■ **EXERCISE PROMPT**
Give the listing again exactly, omitting its images.

■ **INFORMATION SHOWN**
· · · · · · ·

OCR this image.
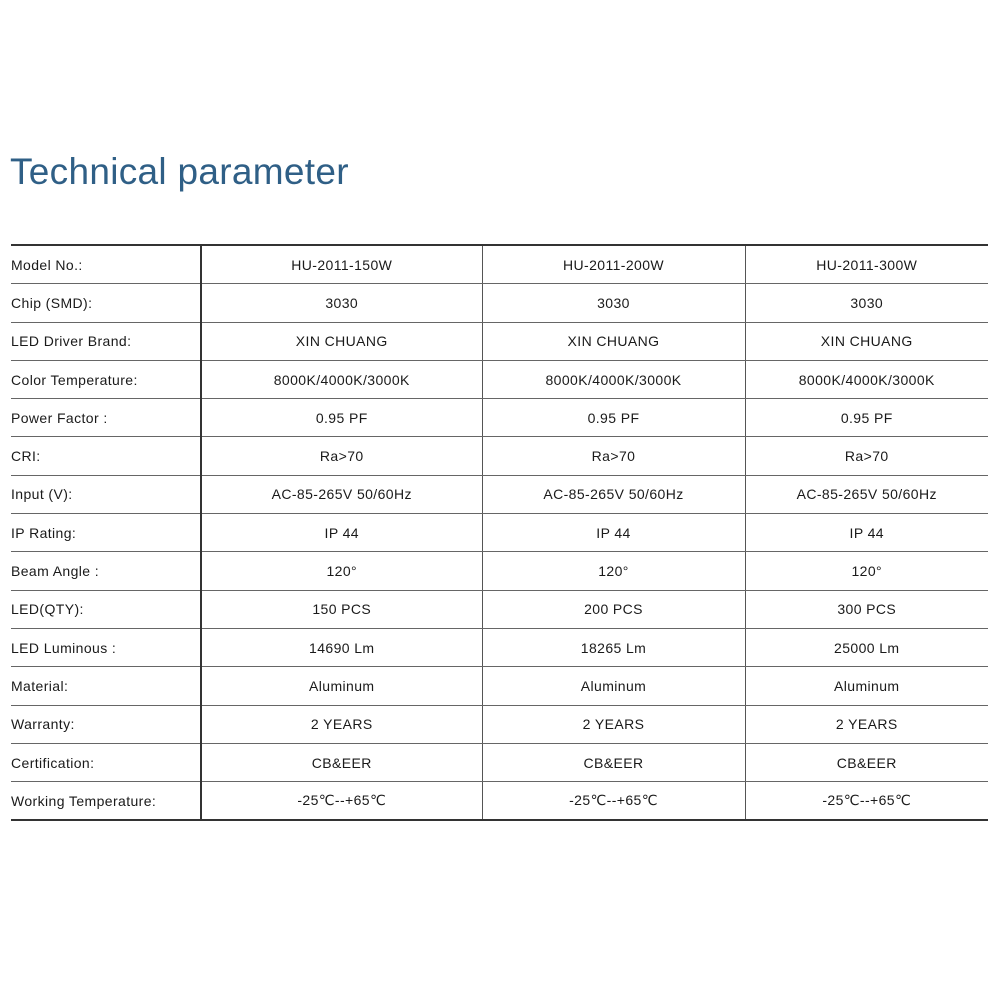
Technical parameter
Model No.:	HU-2011-150W	HU-2011-200W	HU-2011-300W
Chip (SMD):	3030	3030	3030
LED Driver Brand:	XIN CHUANG	XIN CHUANG	XIN CHUANG
Color Temperature:	8000K/4000K/3000K	8000K/4000K/3000K	8000K/4000K/3000K
Power Factor :	0.95 PF	0.95 PF	0.95 PF
CRI:	Ra>70	Ra>70	Ra>70
Input (V):	AC-85-265V 50/60Hz	AC-85-265V 50/60Hz	AC-85-265V 50/60Hz
IP Rating:	IP 44	IP 44	IP 44
Beam Angle :	120°	120°	120°
LED(QTY):	150 PCS	200 PCS	300 PCS
LED Luminous :	14690 Lm	18265 Lm	25000 Lm
Material:	Aluminum	Aluminum	Aluminum
Warranty:	2 YEARS	2 YEARS	2 YEARS
Certification:	CB&EER	CB&EER	CB&EER
Working Temperature:	-25℃--+65℃	-25℃--+65℃	-25℃--+65℃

· · · · · · ·

■ **WRITTEN ANSWER**
OCR this image.
Technical parameter
Model No.:	HU-2011-150W	HU-2011-200W	HU-2011-300W
Chip (SMD):	3030	3030	3030
LED Driver Brand:	XIN CHUANG	XIN CHUANG	XIN CHUANG
Color Temperature:	8000K/4000K/3000K	8000K/4000K/3000K	8000K/4000K/3000K
Power Factor :	0.95 PF	0.95 PF	0.95 PF
CRI:	Ra>70	Ra>70	Ra>70
Input (V):	AC-85-265V 50/60Hz	AC-85-265V 50/60Hz	AC-85-265V 50/60Hz
IP Rating:	IP 44	IP 44	IP 44
Beam Angle :	120°	120°	120°
LED(QTY):	150 PCS	200 PCS	300 PCS
LED Luminous :	14690 Lm	18265 Lm	25000 Lm
Material:	Aluminum	Aluminum	Aluminum
Warranty:	2 YEARS	2 YEARS	2 YEARS
Certification:	CB&EER	CB&EER	CB&EER
Working Temperature:	-25℃--+65℃	-25℃--+65℃	-25℃--+65℃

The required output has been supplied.